- Aim: All entries must be repeated exactly; do not include the pictures.

--- Begin ---

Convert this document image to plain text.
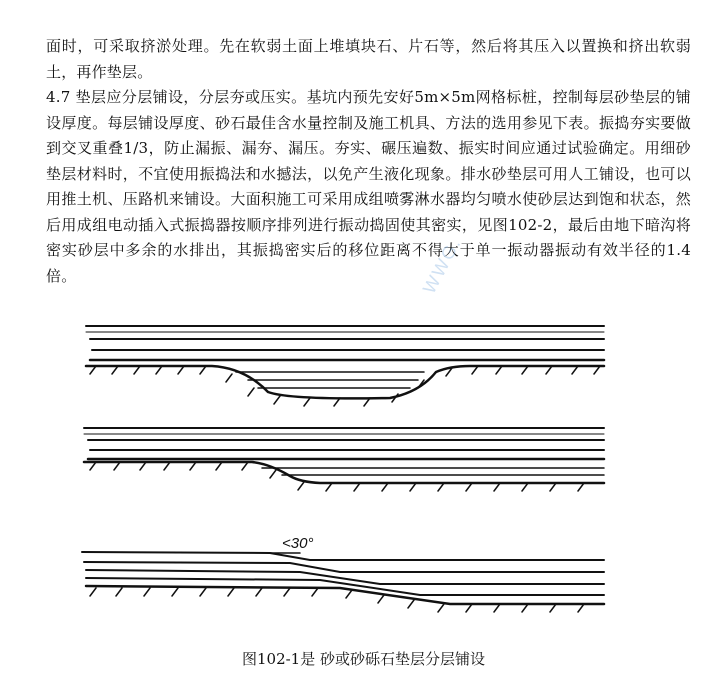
面时，可采取挤淤处理。先在软弱土面上堆填块石、片石等，然后将其压入以置换和挤出软弱土，再作垫层。

4.7 垫层应分层铺设，分层夯或压实。基坑内预先安好5m×5m网格标桩，控制每层砂垫层的铺设厚度。每层铺设厚度、砂石最佳含水量控制及施工机具、方法的选用参见下表。振捣夯实要做到交叉重叠1/3，防止漏振、漏夯、漏压。夯实、碾压遍数、振实时间应通过试验确定。用细砂垫层材料时，不宜使用振捣法和水撼法，以免产生液化现象。排水砂垫层可用人工铺设，也可以用推土机、压路机来铺设。大面积施工可采用成组喷雾淋水器均匀喷水使砂层达到饱和状态，然后用成组电动插入式振捣器按顺序排列进行振动捣固使其密实，见图102-2，最后由地下暗沟将密实砂层中多余的水排出，其振捣密实后的移位距离不得大于单一振动器振动有效半径的1.4倍。	WWG.
<30°
图102-1是 砂或砂砾石垫层分层铺设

--- End ---

- The response:
Convert this document image to plain text.
面时，可采取挤淤处理。先在软弱土面上堆填块石、片石等，然后将其压入以置换和挤出软弱土，再作垫层。

4.7 垫层应分层铺设，分层夯或压实。基坑内预先安好5m×5m网格标桩，控制每层砂垫层的铺设厚度。每层铺设厚度、砂石最佳含水量控制及施工机具、方法的选用参见下表。振捣夯实要做到交叉重叠1/3，防止漏振、漏夯、漏压。夯实、碾压遍数、振实时间应通过试验确定。用细砂垫层材料时，不宜使用振捣法和水撼法，以免产生液化现象。排水砂垫层可用人工铺设，也可以用推土机、压路机来铺设。大面积施工可采用成组喷雾淋水器均匀喷水使砂层达到饱和状态，然后用成组电动插入式振捣器按顺序排列进行振动捣固使其密实，见图102-2，最后由地下暗沟将密实砂层中多余的水排出，其振捣密实后的移位距离不得大于单一振动器振动有效半径的1.4倍。	WWG.
<30°
图102-1是 砂或砂砾石垫层分层铺设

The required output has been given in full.